:: Problem ::
Reproduce the entries verbatim, from the first line of the entries up to and including the line with "Ellipse shape xyxy=(564,267,876,613)".
— Begin Exercise inputs —
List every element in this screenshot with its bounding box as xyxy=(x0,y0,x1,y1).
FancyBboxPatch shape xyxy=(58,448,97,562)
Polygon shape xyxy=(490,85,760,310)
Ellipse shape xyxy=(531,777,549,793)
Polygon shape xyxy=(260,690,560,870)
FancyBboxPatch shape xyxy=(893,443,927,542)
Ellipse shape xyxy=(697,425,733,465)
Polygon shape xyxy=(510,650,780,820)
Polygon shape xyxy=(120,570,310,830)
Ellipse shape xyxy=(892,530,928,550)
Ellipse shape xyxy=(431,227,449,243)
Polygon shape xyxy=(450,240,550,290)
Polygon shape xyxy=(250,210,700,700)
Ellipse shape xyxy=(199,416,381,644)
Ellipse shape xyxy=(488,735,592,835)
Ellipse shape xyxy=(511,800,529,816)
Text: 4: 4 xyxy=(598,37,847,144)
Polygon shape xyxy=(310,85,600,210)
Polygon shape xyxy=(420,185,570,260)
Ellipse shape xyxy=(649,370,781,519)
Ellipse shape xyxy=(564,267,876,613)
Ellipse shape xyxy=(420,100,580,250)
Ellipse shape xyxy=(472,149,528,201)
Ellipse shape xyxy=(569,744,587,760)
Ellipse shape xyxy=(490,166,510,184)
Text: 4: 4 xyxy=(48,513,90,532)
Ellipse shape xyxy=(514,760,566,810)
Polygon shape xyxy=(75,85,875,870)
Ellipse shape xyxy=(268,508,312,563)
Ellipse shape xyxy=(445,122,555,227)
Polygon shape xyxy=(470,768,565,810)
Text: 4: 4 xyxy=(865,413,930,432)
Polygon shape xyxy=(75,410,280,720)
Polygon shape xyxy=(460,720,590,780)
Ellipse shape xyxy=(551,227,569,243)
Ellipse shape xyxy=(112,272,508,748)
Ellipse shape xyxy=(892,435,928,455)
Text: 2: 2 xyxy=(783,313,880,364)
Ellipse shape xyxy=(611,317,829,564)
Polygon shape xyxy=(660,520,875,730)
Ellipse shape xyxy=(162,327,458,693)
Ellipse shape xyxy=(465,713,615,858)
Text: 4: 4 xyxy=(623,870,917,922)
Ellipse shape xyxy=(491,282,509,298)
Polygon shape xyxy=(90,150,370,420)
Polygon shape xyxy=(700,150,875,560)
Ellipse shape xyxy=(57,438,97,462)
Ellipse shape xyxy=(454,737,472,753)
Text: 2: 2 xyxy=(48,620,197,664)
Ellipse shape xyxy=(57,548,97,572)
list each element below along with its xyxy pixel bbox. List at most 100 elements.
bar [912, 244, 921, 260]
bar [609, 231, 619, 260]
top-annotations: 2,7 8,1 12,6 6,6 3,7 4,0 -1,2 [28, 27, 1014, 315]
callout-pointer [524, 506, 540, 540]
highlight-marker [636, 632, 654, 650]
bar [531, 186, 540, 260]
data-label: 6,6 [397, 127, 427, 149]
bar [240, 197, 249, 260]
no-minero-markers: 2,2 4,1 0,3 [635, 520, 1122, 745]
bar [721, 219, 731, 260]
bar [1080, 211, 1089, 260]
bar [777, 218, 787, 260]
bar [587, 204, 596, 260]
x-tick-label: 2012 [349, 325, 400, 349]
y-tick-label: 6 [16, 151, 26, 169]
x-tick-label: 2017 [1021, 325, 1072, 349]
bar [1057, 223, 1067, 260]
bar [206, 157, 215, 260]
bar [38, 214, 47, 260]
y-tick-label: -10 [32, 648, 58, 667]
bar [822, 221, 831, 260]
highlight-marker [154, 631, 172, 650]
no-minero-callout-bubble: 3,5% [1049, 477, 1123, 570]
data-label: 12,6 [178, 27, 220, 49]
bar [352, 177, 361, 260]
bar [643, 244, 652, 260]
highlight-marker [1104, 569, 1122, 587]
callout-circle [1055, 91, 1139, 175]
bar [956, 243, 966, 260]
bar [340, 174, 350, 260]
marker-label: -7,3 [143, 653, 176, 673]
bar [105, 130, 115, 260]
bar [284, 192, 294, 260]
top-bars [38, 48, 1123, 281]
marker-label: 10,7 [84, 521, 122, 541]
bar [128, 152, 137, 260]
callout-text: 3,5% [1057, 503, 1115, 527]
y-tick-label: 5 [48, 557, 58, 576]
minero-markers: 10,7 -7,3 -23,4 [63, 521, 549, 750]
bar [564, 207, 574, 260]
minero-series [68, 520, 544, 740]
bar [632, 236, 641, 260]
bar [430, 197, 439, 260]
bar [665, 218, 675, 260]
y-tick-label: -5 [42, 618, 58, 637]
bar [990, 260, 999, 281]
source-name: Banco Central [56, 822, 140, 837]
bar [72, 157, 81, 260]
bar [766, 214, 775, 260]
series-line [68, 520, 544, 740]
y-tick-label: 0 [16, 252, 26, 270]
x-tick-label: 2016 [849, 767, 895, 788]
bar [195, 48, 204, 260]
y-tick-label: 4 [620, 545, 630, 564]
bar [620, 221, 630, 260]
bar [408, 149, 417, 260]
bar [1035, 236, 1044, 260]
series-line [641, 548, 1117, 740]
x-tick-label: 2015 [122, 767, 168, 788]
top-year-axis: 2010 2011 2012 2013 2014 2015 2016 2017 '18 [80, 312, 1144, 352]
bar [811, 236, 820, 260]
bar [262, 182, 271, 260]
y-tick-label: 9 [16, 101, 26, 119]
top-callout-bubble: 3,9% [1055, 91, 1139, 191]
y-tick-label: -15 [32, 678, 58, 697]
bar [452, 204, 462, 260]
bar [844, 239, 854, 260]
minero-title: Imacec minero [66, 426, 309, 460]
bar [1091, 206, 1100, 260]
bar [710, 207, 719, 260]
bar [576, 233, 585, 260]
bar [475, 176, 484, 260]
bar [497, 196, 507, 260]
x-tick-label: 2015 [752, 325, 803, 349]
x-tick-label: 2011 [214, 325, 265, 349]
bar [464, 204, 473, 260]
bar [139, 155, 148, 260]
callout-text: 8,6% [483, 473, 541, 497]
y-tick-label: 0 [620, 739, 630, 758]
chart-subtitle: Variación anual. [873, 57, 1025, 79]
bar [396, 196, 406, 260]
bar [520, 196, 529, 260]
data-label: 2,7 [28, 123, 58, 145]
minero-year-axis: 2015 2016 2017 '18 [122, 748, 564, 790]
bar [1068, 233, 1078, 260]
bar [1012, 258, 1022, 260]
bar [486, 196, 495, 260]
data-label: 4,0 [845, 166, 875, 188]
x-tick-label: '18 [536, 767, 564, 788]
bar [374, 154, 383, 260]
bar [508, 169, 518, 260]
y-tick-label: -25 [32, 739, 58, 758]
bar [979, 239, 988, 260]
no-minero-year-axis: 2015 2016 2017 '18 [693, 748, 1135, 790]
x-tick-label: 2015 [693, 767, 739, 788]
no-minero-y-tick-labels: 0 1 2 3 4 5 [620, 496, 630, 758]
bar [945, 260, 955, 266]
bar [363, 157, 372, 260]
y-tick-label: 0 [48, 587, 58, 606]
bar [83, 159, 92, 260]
— End Exercise inputs —
:: Answer to the exercise ::
List every element in this screenshot with its bounding box as xyxy=(x0,y0,x1,y1).
FancyBboxPatch shape xyxy=(58,448,97,562)
Polygon shape xyxy=(490,85,760,310)
Ellipse shape xyxy=(531,777,549,793)
Polygon shape xyxy=(260,690,560,870)
FancyBboxPatch shape xyxy=(893,443,927,542)
Ellipse shape xyxy=(697,425,733,465)
Polygon shape xyxy=(510,650,780,820)
Polygon shape xyxy=(120,570,310,830)
Ellipse shape xyxy=(892,530,928,550)
Ellipse shape xyxy=(431,227,449,243)
Polygon shape xyxy=(450,240,550,290)
Polygon shape xyxy=(250,210,700,700)
Ellipse shape xyxy=(199,416,381,644)
Ellipse shape xyxy=(488,735,592,835)
Ellipse shape xyxy=(511,800,529,816)
Text: 4: 4 xyxy=(598,37,847,144)
Polygon shape xyxy=(310,85,600,210)
Polygon shape xyxy=(420,185,570,260)
Ellipse shape xyxy=(649,370,781,519)
Ellipse shape xyxy=(564,267,876,613)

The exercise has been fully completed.